[PROBLEM DESCRIPTION]
Reproduce all entries verbatim, with nothing added or dropped.

[Items from a figure collection]
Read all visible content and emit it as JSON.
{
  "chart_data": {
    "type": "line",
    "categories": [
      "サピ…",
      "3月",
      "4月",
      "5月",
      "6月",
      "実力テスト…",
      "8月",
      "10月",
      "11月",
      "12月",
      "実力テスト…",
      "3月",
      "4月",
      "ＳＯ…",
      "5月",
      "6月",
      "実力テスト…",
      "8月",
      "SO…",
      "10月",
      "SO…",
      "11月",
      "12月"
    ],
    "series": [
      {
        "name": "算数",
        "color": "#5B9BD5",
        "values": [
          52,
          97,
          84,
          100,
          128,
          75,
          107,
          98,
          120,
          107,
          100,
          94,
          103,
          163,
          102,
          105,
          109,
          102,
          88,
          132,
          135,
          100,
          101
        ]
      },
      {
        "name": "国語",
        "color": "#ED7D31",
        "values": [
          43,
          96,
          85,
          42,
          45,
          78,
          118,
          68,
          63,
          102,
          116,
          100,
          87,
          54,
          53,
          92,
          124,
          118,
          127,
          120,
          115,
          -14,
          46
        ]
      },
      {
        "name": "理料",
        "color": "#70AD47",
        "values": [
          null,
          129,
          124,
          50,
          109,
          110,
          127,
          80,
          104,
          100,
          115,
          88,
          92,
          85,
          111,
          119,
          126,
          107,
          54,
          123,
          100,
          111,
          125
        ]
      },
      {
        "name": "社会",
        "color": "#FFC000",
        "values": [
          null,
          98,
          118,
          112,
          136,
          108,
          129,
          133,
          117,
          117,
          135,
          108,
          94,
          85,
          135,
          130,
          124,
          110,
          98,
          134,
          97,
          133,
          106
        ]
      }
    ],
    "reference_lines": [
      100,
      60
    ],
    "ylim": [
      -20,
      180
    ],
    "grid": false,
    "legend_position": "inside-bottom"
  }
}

[TASK RESULT]
Read all visible content and emit it as JSON.
{
  "chart_data": {
    "type": "line",
    "categories": [
      "サピ…",
      "3月",
      "4月",
      "5月",
      "6月",
      "実力テスト…",
      "8月",
      "10月",
      "11月",
      "12月",
      "実力テスト…",
      "3月",
      "4月",
      "ＳＯ…",
      "5月",
      "6月",
      "実力テスト…",
      "8月",
      "SO…",
      "10月",
      "SO…",
      "11月",
      "12月"
    ],
    "series": [
      {
        "name": "算数",
        "color": "#5B9BD5",
        "values": [
          52,
          97,
          84,
          100,
          128,
          75,
          107,
          98,
          120,
          107,
          100,
          94,
          103,
          163,
          102,
          105,
          109,
          102,
          88,
          132,
          135,
          100,
          101
        ]
      },
      {
        "name": "国語",
        "color": "#ED7D31",
        "values": [
          43,
          96,
          85,
          42,
          45,
          78,
          118,
          68,
          63,
          102,
          116,
          100,
          87,
          54,
          53,
          92,
          124,
          118,
          127,
          120,
          115,
          -14,
          46
        ]
      },
      {
        "name": "理料",
        "color": "#70AD47",
        "values": [
          null,
          129,
          124,
          50,
          109,
          110,
          127,
          80,
          104,
          100,
          115,
          88,
          92,
          85,
          111,
          119,
          126,
          107,
          54,
          123,
          100,
          111,
          125
        ]
      },
      {
        "name": "社会",
        "color": "#FFC000",
        "values": [
          null,
          98,
          118,
          112,
          136,
          108,
          129,
          133,
          117,
          117,
          135,
          108,
          94,
          85,
          135,
          130,
          124,
          110,
          98,
          134,
          97,
          133,
          106
        ]
      }
    ],
    "reference_lines": [
      100,
      60
    ],
    "ylim": [
      -20,
      180
    ],
    "grid": false,
    "legend_position": "inside-bottom"
  }
}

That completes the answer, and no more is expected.